> _Aim of the exercise_
Return all of the data exactly, with nothing left out but the pictures.

[Stored dataset items]
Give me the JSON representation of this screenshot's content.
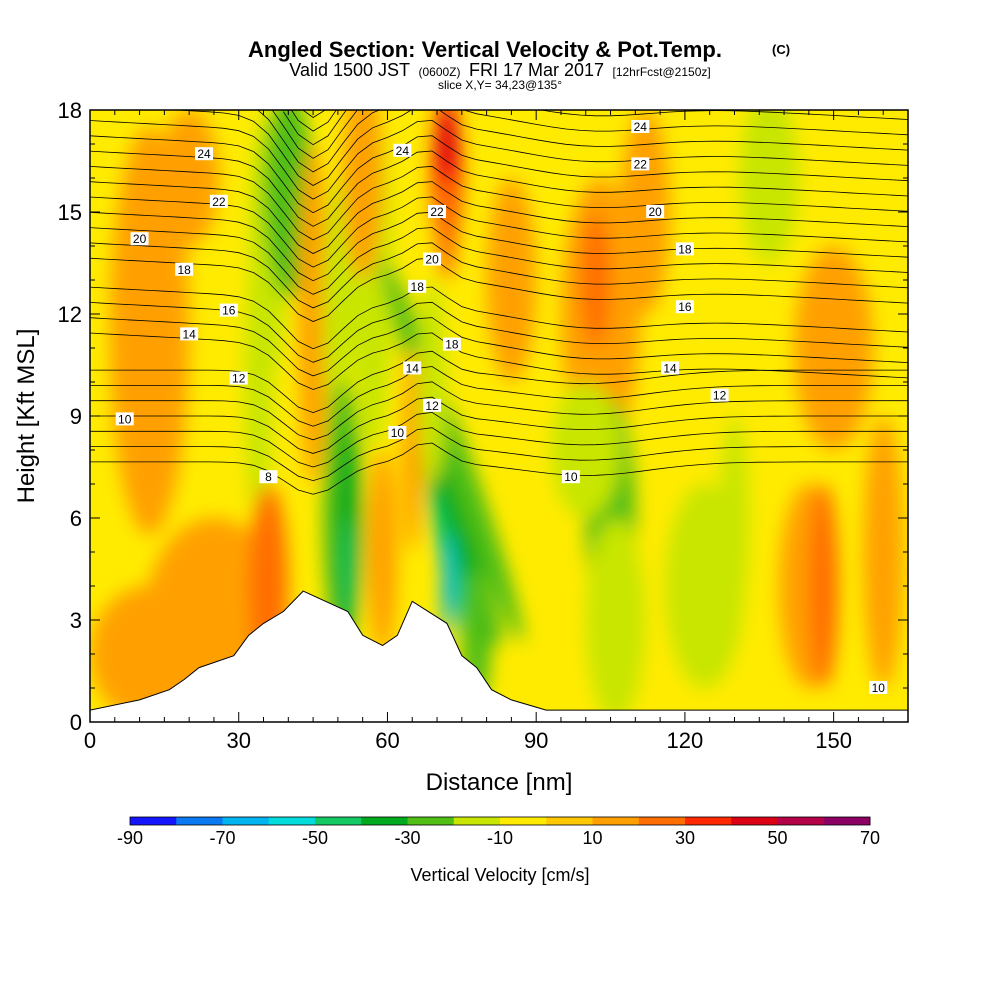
{
  "chart_data": {
    "type": "heatmap",
    "title": "Angled Section: Vertical Velocity & Pot.Temp.",
    "title_units": "(C)",
    "subtitle_main": "Valid 1500 JST",
    "subtitle_utc": "(0600Z)",
    "subtitle_date": "FRI 17 Mar 2017",
    "subtitle_fcst": "[12hrFcst@2150z]",
    "slice_label": "slice X,Y= 34,23@135°",
    "xlabel": "Distance [nm]",
    "ylabel": "Height [Kft MSL]",
    "xlim": [
      0,
      165
    ],
    "ylim": [
      0,
      18
    ],
    "x_ticks": [
      "0",
      "30",
      "60",
      "90",
      "120",
      "150"
    ],
    "y_ticks": [
      "0",
      "3",
      "6",
      "9",
      "12",
      "15",
      "18"
    ],
    "colorbar": {
      "label": "Vertical Velocity [cm/s]",
      "tick_labels": [
        "-90",
        "-70",
        "-50",
        "-30",
        "-10",
        "10",
        "30",
        "50",
        "70"
      ],
      "bins": [
        -90,
        -80,
        -70,
        -60,
        -50,
        -40,
        -30,
        -20,
        -10,
        0,
        10,
        20,
        30,
        40,
        50,
        60,
        70
      ],
      "colors": [
        "#1414ff",
        "#0a78f0",
        "#00b4f0",
        "#00dcdc",
        "#14c864",
        "#00aa1e",
        "#50be14",
        "#c8e600",
        "#ffeb00",
        "#ffc800",
        "#ffa000",
        "#ff6e00",
        "#ff2800",
        "#dc0014",
        "#b40046",
        "#8c0064"
      ]
    },
    "contour_levels": [
      8,
      10,
      12,
      14,
      16,
      18,
      20,
      22,
      24
    ],
    "contour_labels": [
      {
        "text": "24",
        "x": 23,
        "y": 16.7
      },
      {
        "text": "22",
        "x": 26,
        "y": 15.3
      },
      {
        "text": "20",
        "x": 10,
        "y": 14.2
      },
      {
        "text": "18",
        "x": 19,
        "y": 13.3
      },
      {
        "text": "16",
        "x": 28,
        "y": 12.1
      },
      {
        "text": "14",
        "x": 20,
        "y": 11.4
      },
      {
        "text": "12",
        "x": 30,
        "y": 10.1
      },
      {
        "text": "10",
        "x": 7,
        "y": 8.9
      },
      {
        "text": "8",
        "x": 36,
        "y": 7.2
      },
      {
        "text": "24",
        "x": 63,
        "y": 16.8
      },
      {
        "text": "22",
        "x": 70,
        "y": 15.0
      },
      {
        "text": "20",
        "x": 69,
        "y": 13.6
      },
      {
        "text": "18",
        "x": 66,
        "y": 12.8
      },
      {
        "text": "18",
        "x": 73,
        "y": 11.1
      },
      {
        "text": "14",
        "x": 65,
        "y": 10.4
      },
      {
        "text": "12",
        "x": 69,
        "y": 9.3
      },
      {
        "text": "10",
        "x": 62,
        "y": 8.5
      },
      {
        "text": "24",
        "x": 111,
        "y": 17.5
      },
      {
        "text": "22",
        "x": 111,
        "y": 16.4
      },
      {
        "text": "20",
        "x": 114,
        "y": 15.0
      },
      {
        "text": "18",
        "x": 120,
        "y": 13.9
      },
      {
        "text": "16",
        "x": 120,
        "y": 12.2
      },
      {
        "text": "14",
        "x": 117,
        "y": 10.4
      },
      {
        "text": "12",
        "x": 127,
        "y": 9.6
      },
      {
        "text": "10",
        "x": 97,
        "y": 7.2
      },
      {
        "text": "10",
        "x": 159,
        "y": 1.0
      }
    ],
    "terrain": [
      {
        "x": 0,
        "y": 0.35
      },
      {
        "x": 10,
        "y": 0.65
      },
      {
        "x": 16,
        "y": 0.95
      },
      {
        "x": 19,
        "y": 1.25
      },
      {
        "x": 22,
        "y": 1.6
      },
      {
        "x": 29,
        "y": 1.95
      },
      {
        "x": 32,
        "y": 2.55
      },
      {
        "x": 35,
        "y": 2.9
      },
      {
        "x": 39,
        "y": 3.25
      },
      {
        "x": 43,
        "y": 3.85
      },
      {
        "x": 52,
        "y": 3.25
      },
      {
        "x": 55,
        "y": 2.55
      },
      {
        "x": 59,
        "y": 2.25
      },
      {
        "x": 62,
        "y": 2.55
      },
      {
        "x": 65,
        "y": 3.55
      },
      {
        "x": 72,
        "y": 2.9
      },
      {
        "x": 75,
        "y": 1.95
      },
      {
        "x": 78,
        "y": 1.6
      },
      {
        "x": 81,
        "y": 0.95
      },
      {
        "x": 85,
        "y": 0.65
      },
      {
        "x": 92,
        "y": 0.35
      },
      {
        "x": 165,
        "y": 0.35
      }
    ]
  }
}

> _Completed task_
Give me the JSON representation of this screenshot's content.
{
  "chart_data": {
    "type": "heatmap",
    "title": "Angled Section: Vertical Velocity & Pot.Temp.",
    "title_units": "(C)",
    "subtitle_main": "Valid 1500 JST",
    "subtitle_utc": "(0600Z)",
    "subtitle_date": "FRI 17 Mar 2017",
    "subtitle_fcst": "[12hrFcst@2150z]",
    "slice_label": "slice X,Y= 34,23@135°",
    "xlabel": "Distance [nm]",
    "ylabel": "Height [Kft MSL]",
    "xlim": [
      0,
      165
    ],
    "ylim": [
      0,
      18
    ],
    "x_ticks": [
      "0",
      "30",
      "60",
      "90",
      "120",
      "150"
    ],
    "y_ticks": [
      "0",
      "3",
      "6",
      "9",
      "12",
      "15",
      "18"
    ],
    "colorbar": {
      "label": "Vertical Velocity [cm/s]",
      "tick_labels": [
        "-90",
        "-70",
        "-50",
        "-30",
        "-10",
        "10",
        "30",
        "50",
        "70"
      ],
      "bins": [
        -90,
        -80,
        -70,
        -60,
        -50,
        -40,
        -30,
        -20,
        -10,
        0,
        10,
        20,
        30,
        40,
        50,
        60,
        70
      ],
      "colors": [
        "#1414ff",
        "#0a78f0",
        "#00b4f0",
        "#00dcdc",
        "#14c864",
        "#00aa1e",
        "#50be14",
        "#c8e600",
        "#ffeb00",
        "#ffc800",
        "#ffa000",
        "#ff6e00",
        "#ff2800",
        "#dc0014",
        "#b40046",
        "#8c0064"
      ]
    },
    "contour_levels": [
      8,
      10,
      12,
      14,
      16,
      18,
      20,
      22,
      24
    ],
    "contour_labels": [
      {
        "text": "24",
        "x": 23,
        "y": 16.7
      },
      {
        "text": "22",
        "x": 26,
        "y": 15.3
      },
      {
        "text": "20",
        "x": 10,
        "y": 14.2
      },
      {
        "text": "18",
        "x": 19,
        "y": 13.3
      },
      {
        "text": "16",
        "x": 28,
        "y": 12.1
      },
      {
        "text": "14",
        "x": 20,
        "y": 11.4
      },
      {
        "text": "12",
        "x": 30,
        "y": 10.1
      },
      {
        "text": "10",
        "x": 7,
        "y": 8.9
      },
      {
        "text": "8",
        "x": 36,
        "y": 7.2
      },
      {
        "text": "24",
        "x": 63,
        "y": 16.8
      },
      {
        "text": "22",
        "x": 70,
        "y": 15.0
      },
      {
        "text": "20",
        "x": 69,
        "y": 13.6
      },
      {
        "text": "18",
        "x": 66,
        "y": 12.8
      },
      {
        "text": "18",
        "x": 73,
        "y": 11.1
      },
      {
        "text": "14",
        "x": 65,
        "y": 10.4
      },
      {
        "text": "12",
        "x": 69,
        "y": 9.3
      },
      {
        "text": "10",
        "x": 62,
        "y": 8.5
      },
      {
        "text": "24",
        "x": 111,
        "y": 17.5
      },
      {
        "text": "22",
        "x": 111,
        "y": 16.4
      },
      {
        "text": "20",
        "x": 114,
        "y": 15.0
      },
      {
        "text": "18",
        "x": 120,
        "y": 13.9
      },
      {
        "text": "16",
        "x": 120,
        "y": 12.2
      },
      {
        "text": "14",
        "x": 117,
        "y": 10.4
      },
      {
        "text": "12",
        "x": 127,
        "y": 9.6
      },
      {
        "text": "10",
        "x": 97,
        "y": 7.2
      },
      {
        "text": "10",
        "x": 159,
        "y": 1.0
      }
    ],
    "terrain": [
      {
        "x": 0,
        "y": 0.35
      },
      {
        "x": 10,
        "y": 0.65
      },
      {
        "x": 16,
        "y": 0.95
      },
      {
        "x": 19,
        "y": 1.25
      },
      {
        "x": 22,
        "y": 1.6
      },
      {
        "x": 29,
        "y": 1.95
      },
      {
        "x": 32,
        "y": 2.55
      },
      {
        "x": 35,
        "y": 2.9
      },
      {
        "x": 39,
        "y": 3.25
      },
      {
        "x": 43,
        "y": 3.85
      },
      {
        "x": 52,
        "y": 3.25
      },
      {
        "x": 55,
        "y": 2.55
      },
      {
        "x": 59,
        "y": 2.25
      },
      {
        "x": 62,
        "y": 2.55
      },
      {
        "x": 65,
        "y": 3.55
      },
      {
        "x": 72,
        "y": 2.9
      },
      {
        "x": 75,
        "y": 1.95
      },
      {
        "x": 78,
        "y": 1.6
      },
      {
        "x": 81,
        "y": 0.95
      },
      {
        "x": 85,
        "y": 0.65
      },
      {
        "x": 92,
        "y": 0.35
      },
      {
        "x": 165,
        "y": 0.35
      }
    ]
  }
}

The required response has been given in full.